━━ GIVEN RECORDS

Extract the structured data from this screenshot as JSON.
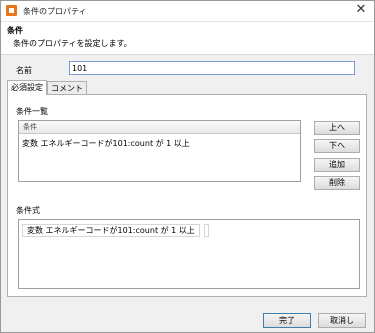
{
  "window": {
    "title": "条件のプロパティ"
  },
  "header": {
    "title": "条件",
    "description": "条件のプロパティを設定します。"
  },
  "name": {
    "label": "名前",
    "value": "101"
  },
  "tabs": [
    {
      "label": "必須設定"
    },
    {
      "label": "コメント"
    }
  ],
  "conditions": {
    "section_label": "条件一覧",
    "column_header": "条件",
    "items": [
      {
        "text": "変数 エネルギーコードが101:count が 1 以上"
      }
    ],
    "buttons": {
      "up": "上へ",
      "down": "下へ",
      "add": "追加",
      "delete": "削除"
    }
  },
  "expression": {
    "section_label": "条件式",
    "text": "変数 エネルギーコードが101:count が 1 以上"
  },
  "footer": {
    "ok": "完了",
    "cancel": "取消し"
  }
}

━━━━

*PROBLEM*.
Retype the records exactly. Any image in them should not appear in what you write.

*CORRECT OUTPUT*.
Extract the structured data from this screenshot as JSON.
{
  "window": {
    "title": "条件のプロパティ"
  },
  "header": {
    "title": "条件",
    "description": "条件のプロパティを設定します。"
  },
  "name": {
    "label": "名前",
    "value": "101"
  },
  "tabs": [
    {
      "label": "必須設定"
    },
    {
      "label": "コメント"
    }
  ],
  "conditions": {
    "section_label": "条件一覧",
    "column_header": "条件",
    "items": [
      {
        "text": "変数 エネルギーコードが101:count が 1 以上"
      }
    ],
    "buttons": {
      "up": "上へ",
      "down": "下へ",
      "add": "追加",
      "delete": "削除"
    }
  },
  "expression": {
    "section_label": "条件式",
    "text": "変数 エネルギーコードが101:count が 1 以上"
  },
  "footer": {
    "ok": "完了",
    "cancel": "取消し"
  }
}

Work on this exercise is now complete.